▸ Set exercise
What follows is a block of records; restate each one word for word.
::::
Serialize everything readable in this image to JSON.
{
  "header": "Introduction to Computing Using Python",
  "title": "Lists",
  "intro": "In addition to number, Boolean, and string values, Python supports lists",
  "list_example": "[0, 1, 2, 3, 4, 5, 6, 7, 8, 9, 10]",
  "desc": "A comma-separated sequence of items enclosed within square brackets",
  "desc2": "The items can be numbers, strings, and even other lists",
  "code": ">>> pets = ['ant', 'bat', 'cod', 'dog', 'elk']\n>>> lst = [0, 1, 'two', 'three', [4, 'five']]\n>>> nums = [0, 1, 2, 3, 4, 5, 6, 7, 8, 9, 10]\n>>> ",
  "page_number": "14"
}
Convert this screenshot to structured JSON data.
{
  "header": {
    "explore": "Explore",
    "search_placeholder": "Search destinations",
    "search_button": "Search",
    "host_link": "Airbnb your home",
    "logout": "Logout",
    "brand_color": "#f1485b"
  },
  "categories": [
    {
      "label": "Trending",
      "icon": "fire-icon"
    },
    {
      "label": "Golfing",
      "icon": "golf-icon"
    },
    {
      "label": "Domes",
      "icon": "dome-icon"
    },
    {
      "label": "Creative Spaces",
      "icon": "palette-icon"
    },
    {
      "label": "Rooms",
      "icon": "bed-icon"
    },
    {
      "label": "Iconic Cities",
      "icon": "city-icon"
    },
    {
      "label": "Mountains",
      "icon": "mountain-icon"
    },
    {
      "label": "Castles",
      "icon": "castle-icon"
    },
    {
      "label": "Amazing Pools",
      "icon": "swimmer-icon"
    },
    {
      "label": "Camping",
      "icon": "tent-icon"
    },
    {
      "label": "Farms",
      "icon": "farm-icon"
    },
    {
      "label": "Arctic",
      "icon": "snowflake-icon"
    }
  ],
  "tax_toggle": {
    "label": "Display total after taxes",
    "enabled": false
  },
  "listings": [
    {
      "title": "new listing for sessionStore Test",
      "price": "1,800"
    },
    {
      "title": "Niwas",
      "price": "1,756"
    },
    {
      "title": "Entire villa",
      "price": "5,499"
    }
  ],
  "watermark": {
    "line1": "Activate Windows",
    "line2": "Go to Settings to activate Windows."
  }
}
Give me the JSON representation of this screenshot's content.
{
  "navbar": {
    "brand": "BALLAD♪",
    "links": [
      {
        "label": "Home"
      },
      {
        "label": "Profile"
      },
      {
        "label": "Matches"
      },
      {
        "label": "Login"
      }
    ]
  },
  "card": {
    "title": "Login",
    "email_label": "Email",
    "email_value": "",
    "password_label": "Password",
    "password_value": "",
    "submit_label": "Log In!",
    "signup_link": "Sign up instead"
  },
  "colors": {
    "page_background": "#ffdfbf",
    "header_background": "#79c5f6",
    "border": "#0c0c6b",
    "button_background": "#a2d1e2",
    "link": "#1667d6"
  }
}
::::
▸ The response
Serialize everything readable in this image to JSON.
{
  "header": "Introduction to Computing Using Python",
  "title": "Lists",
  "intro": "In addition to number, Boolean, and string values, Python supports lists",
  "list_example": "[0, 1, 2, 3, 4, 5, 6, 7, 8, 9, 10]",
  "desc": "A comma-separated sequence of items enclosed within square brackets",
  "desc2": "The items can be numbers, strings, and even other lists",
  "code": ">>> pets = ['ant', 'bat', 'cod', 'dog', 'elk']\n>>> lst = [0, 1, 'two', 'three', [4, 'five']]\n>>> nums = [0, 1, 2, 3, 4, 5, 6, 7, 8, 9, 10]\n>>> ",
  "page_number": "14"
}
Convert this screenshot to structured JSON data.
{
  "header": {
    "explore": "Explore",
    "search_placeholder": "Search destinations",
    "search_button": "Search",
    "host_link": "Airbnb your home",
    "logout": "Logout",
    "brand_color": "#f1485b"
  },
  "categories": [
    {
      "label": "Trending",
      "icon": "fire-icon"
    },
    {
      "label": "Golfing",
      "icon": "golf-icon"
    },
    {
      "label": "Domes",
      "icon": "dome-icon"
    },
    {
      "label": "Creative Spaces",
      "icon": "palette-icon"
    },
    {
      "label": "Rooms",
      "icon": "bed-icon"
    },
    {
      "label": "Iconic Cities",
      "icon": "city-icon"
    },
    {
      "label": "Mountains",
      "icon": "mountain-icon"
    },
    {
      "label": "Castles",
      "icon": "castle-icon"
    },
    {
      "label": "Amazing Pools",
      "icon": "swimmer-icon"
    },
    {
      "label": "Camping",
      "icon": "tent-icon"
    },
    {
      "label": "Farms",
      "icon": "farm-icon"
    },
    {
      "label": "Arctic",
      "icon": "snowflake-icon"
    }
  ],
  "tax_toggle": {
    "label": "Display total after taxes",
    "enabled": false
  },
  "listings": [
    {
      "title": "new listing for sessionStore Test",
      "price": "1,800"
    },
    {
      "title": "Niwas",
      "price": "1,756"
    },
    {
      "title": "Entire villa",
      "price": "5,499"
    }
  ],
  "watermark": {
    "line1": "Activate Windows",
    "line2": "Go to Settings to activate Windows."
  }
}
Give me the JSON representation of this screenshot's content.
{
  "navbar": {
    "brand": "BALLAD♪",
    "links": [
      {
        "label": "Home"
      },
      {
        "label": "Profile"
      },
      {
        "label": "Matches"
      },
      {
        "label": "Login"
      }
    ]
  },
  "card": {
    "title": "Login",
    "email_label": "Email",
    "email_value": "",
    "password_label": "Password",
    "password_value": "",
    "submit_label": "Log In!",
    "signup_link": "Sign up instead"
  },
  "colors": {
    "page_background": "#ffdfbf",
    "header_background": "#79c5f6",
    "border": "#0c0c6b",
    "button_background": "#a2d1e2",
    "link": "#1667d6"
  }
}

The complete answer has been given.